### Extracted records
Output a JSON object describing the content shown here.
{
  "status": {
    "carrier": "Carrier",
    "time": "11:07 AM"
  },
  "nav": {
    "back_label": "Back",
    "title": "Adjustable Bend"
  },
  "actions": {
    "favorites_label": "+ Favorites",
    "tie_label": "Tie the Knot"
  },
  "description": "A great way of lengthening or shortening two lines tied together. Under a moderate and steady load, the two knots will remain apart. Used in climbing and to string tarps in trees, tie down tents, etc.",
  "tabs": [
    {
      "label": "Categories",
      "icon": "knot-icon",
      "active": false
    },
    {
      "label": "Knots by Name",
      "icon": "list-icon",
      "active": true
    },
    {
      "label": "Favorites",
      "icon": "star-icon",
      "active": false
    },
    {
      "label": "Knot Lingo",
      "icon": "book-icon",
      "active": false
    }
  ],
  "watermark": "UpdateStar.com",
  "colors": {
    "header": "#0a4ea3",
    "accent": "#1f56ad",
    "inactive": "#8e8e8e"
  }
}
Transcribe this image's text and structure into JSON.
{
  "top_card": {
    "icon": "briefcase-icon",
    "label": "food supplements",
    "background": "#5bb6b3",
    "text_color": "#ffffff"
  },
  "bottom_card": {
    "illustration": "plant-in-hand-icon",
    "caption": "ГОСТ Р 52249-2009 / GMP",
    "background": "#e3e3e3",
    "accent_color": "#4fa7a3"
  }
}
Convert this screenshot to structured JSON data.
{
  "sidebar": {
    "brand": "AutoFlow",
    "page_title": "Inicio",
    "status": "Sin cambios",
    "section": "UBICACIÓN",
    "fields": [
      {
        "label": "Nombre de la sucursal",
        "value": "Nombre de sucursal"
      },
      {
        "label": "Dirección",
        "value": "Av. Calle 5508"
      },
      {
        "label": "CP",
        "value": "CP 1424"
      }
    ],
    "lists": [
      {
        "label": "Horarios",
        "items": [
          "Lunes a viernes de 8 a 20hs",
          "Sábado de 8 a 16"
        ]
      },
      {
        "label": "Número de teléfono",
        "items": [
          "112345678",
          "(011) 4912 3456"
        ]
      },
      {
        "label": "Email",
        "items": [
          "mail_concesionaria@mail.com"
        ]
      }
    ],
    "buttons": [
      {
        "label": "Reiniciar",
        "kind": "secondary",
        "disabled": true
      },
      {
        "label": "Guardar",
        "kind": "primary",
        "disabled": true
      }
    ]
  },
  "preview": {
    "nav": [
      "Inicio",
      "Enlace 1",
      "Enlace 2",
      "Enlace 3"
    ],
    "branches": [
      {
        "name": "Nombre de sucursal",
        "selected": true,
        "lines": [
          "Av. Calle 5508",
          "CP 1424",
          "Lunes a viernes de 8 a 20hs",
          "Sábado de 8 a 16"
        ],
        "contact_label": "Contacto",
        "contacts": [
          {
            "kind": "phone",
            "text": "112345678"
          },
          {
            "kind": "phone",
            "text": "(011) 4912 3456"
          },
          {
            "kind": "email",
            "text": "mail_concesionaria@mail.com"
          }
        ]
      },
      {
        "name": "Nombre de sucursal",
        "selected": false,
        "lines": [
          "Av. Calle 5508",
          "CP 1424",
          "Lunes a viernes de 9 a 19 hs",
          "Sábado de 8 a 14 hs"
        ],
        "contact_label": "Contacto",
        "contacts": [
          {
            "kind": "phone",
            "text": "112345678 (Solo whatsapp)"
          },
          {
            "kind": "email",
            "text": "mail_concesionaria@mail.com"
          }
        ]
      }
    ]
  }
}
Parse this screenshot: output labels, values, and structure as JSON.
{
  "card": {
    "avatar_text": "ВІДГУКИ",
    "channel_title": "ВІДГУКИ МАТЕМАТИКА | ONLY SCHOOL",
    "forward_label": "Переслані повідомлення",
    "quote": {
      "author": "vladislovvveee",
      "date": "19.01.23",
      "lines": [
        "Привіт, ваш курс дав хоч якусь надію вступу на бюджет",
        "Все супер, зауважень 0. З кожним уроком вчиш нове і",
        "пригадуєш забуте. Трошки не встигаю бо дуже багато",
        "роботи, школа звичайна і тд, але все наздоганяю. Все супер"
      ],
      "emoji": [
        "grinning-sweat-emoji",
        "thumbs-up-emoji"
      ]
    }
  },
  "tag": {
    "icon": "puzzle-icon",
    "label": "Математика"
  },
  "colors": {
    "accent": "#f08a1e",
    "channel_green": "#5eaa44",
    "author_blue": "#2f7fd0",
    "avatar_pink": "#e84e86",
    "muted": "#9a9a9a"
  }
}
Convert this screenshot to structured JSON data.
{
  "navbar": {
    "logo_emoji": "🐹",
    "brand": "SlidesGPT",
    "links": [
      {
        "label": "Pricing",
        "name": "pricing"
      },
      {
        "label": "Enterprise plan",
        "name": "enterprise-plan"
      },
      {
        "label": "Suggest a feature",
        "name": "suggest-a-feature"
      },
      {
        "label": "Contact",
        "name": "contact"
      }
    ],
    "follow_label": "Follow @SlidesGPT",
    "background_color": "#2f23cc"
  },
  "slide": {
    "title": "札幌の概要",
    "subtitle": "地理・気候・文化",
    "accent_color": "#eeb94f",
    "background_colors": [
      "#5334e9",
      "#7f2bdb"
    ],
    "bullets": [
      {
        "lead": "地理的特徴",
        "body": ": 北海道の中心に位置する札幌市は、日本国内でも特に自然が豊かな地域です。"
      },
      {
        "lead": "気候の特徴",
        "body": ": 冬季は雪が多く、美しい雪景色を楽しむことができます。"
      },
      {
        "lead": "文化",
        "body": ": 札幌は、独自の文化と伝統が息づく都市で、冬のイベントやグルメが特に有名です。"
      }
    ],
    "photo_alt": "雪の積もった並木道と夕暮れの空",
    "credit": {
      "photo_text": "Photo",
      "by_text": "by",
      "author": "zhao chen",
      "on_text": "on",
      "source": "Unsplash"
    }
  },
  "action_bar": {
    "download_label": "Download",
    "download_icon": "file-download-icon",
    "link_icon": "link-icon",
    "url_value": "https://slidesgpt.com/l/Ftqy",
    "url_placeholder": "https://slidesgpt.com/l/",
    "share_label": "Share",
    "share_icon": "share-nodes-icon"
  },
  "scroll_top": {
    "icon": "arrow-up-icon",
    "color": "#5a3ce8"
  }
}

### Exercise directions
Quote each line above in full, word for word.

### Response
Output a JSON object describing the content shown here.
{
  "status": {
    "carrier": "Carrier",
    "time": "11:07 AM"
  },
  "nav": {
    "back_label": "Back",
    "title": "Adjustable Bend"
  },
  "actions": {
    "favorites_label": "+ Favorites",
    "tie_label": "Tie the Knot"
  },
  "description": "A great way of lengthening or shortening two lines tied together. Under a moderate and steady load, the two knots will remain apart. Used in climbing and to string tarps in trees, tie down tents, etc.",
  "tabs": [
    {
      "label": "Categories",
      "icon": "knot-icon",
      "active": false
    },
    {
      "label": "Knots by Name",
      "icon": "list-icon",
      "active": true
    },
    {
      "label": "Favorites",
      "icon": "star-icon",
      "active": false
    },
    {
      "label": "Knot Lingo",
      "icon": "book-icon",
      "active": false
    }
  ],
  "watermark": "UpdateStar.com",
  "colors": {
    "header": "#0a4ea3",
    "accent": "#1f56ad",
    "inactive": "#8e8e8e"
  }
}
Transcribe this image's text and structure into JSON.
{
  "top_card": {
    "icon": "briefcase-icon",
    "label": "food supplements",
    "background": "#5bb6b3",
    "text_color": "#ffffff"
  },
  "bottom_card": {
    "illustration": "plant-in-hand-icon",
    "caption": "ГОСТ Р 52249-2009 / GMP",
    "background": "#e3e3e3",
    "accent_color": "#4fa7a3"
  }
}
Convert this screenshot to structured JSON data.
{
  "sidebar": {
    "brand": "AutoFlow",
    "page_title": "Inicio",
    "status": "Sin cambios",
    "section": "UBICACIÓN",
    "fields": [
      {
        "label": "Nombre de la sucursal",
        "value": "Nombre de sucursal"
      },
      {
        "label": "Dirección",
        "value": "Av. Calle 5508"
      },
      {
        "label": "CP",
        "value": "CP 1424"
      }
    ],
    "lists": [
      {
        "label": "Horarios",
        "items": [
          "Lunes a viernes de 8 a 20hs",
          "Sábado de 8 a 16"
        ]
      },
      {
        "label": "Número de teléfono",
        "items": [
          "112345678",
          "(011) 4912 3456"
        ]
      },
      {
        "label": "Email",
        "items": [
          "mail_concesionaria@mail.com"
        ]
      }
    ],
    "buttons": [
      {
        "label": "Reiniciar",
        "kind": "secondary",
        "disabled": true
      },
      {
        "label": "Guardar",
        "kind": "primary",
        "disabled": true
      }
    ]
  },
  "preview": {
    "nav": [
      "Inicio",
      "Enlace 1",
      "Enlace 2",
      "Enlace 3"
    ],
    "branches": [
      {
        "name": "Nombre de sucursal",
        "selected": true,
        "lines": [
          "Av. Calle 5508",
          "CP 1424",
          "Lunes a viernes de 8 a 20hs",
          "Sábado de 8 a 16"
        ],
        "contact_label": "Contacto",
        "contacts": [
          {
            "kind": "phone",
            "text": "112345678"
          },
          {
            "kind": "phone",
            "text": "(011) 4912 3456"
          },
          {
            "kind": "email",
            "text": "mail_concesionaria@mail.com"
          }
        ]
      },
      {
        "name": "Nombre de sucursal",
        "selected": false,
        "lines": [
          "Av. Calle 5508",
          "CP 1424",
          "Lunes a viernes de 9 a 19 hs",
          "Sábado de 8 a 14 hs"
        ],
        "contact_label": "Contacto",
        "contacts": [
          {
            "kind": "phone",
            "text": "112345678 (Solo whatsapp)"
          },
          {
            "kind": "email",
            "text": "mail_concesionaria@mail.com"
          }
        ]
      }
    ]
  }
}
Parse this screenshot: output labels, values, and structure as JSON.
{
  "card": {
    "avatar_text": "ВІДГУКИ",
    "channel_title": "ВІДГУКИ МАТЕМАТИКА | ONLY SCHOOL",
    "forward_label": "Переслані повідомлення",
    "quote": {
      "author": "vladislovvveee",
      "date": "19.01.23",
      "lines": [
        "Привіт, ваш курс дав хоч якусь надію вступу на бюджет",
        "Все супер, зауважень 0. З кожним уроком вчиш нове і",
        "пригадуєш забуте. Трошки не встигаю бо дуже багато",
        "роботи, школа звичайна і тд, але все наздоганяю. Все супер"
      ],
      "emoji": [
        "grinning-sweat-emoji",
        "thumbs-up-emoji"
      ]
    }
  },
  "tag": {
    "icon": "puzzle-icon",
    "label": "Математика"
  },
  "colors": {
    "accent": "#f08a1e",
    "channel_green": "#5eaa44",
    "author_blue": "#2f7fd0",
    "avatar_pink": "#e84e86",
    "muted": "#9a9a9a"
  }
}
Convert this screenshot to structured JSON data.
{
  "navbar": {
    "logo_emoji": "🐹",
    "brand": "SlidesGPT",
    "links": [
      {
        "label": "Pricing",
        "name": "pricing"
      },
      {
        "label": "Enterprise plan",
        "name": "enterprise-plan"
      },
      {
        "label": "Suggest a feature",
        "name": "suggest-a-feature"
      },
      {
        "label": "Contact",
        "name": "contact"
      }
    ],
    "follow_label": "Follow @SlidesGPT",
    "background_color": "#2f23cc"
  },
  "slide": {
    "title": "札幌の概要",
    "subtitle": "地理・気候・文化",
    "accent_color": "#eeb94f",
    "background_colors": [
      "#5334e9",
      "#7f2bdb"
    ],
    "bullets": [
      {
        "lead": "地理的特徴",
        "body": ": 北海道の中心に位置する札幌市は、日本国内でも特に自然が豊かな地域です。"
      },
      {
        "lead": "気候の特徴",
        "body": ": 冬季は雪が多く、美しい雪景色を楽しむことができます。"
      },
      {
        "lead": "文化",
        "body": ": 札幌は、独自の文化と伝統が息づく都市で、冬のイベントやグルメが特に有名です。"
      }
    ],
    "photo_alt": "雪の積もった並木道と夕暮れの空",
    "credit": {
      "photo_text": "Photo",
      "by_text": "by",
      "author": "zhao chen",
      "on_text": "on",
      "source": "Unsplash"
    }
  },
  "action_bar": {
    "download_label": "Download",
    "download_icon": "file-download-icon",
    "link_icon": "link-icon",
    "url_value": "https://slidesgpt.com/l/Ftqy",
    "url_placeholder": "https://slidesgpt.com/l/",
    "share_label": "Share",
    "share_icon": "share-nodes-icon"
  },
  "scroll_top": {
    "icon": "arrow-up-icon",
    "color": "#5a3ce8"
  }
}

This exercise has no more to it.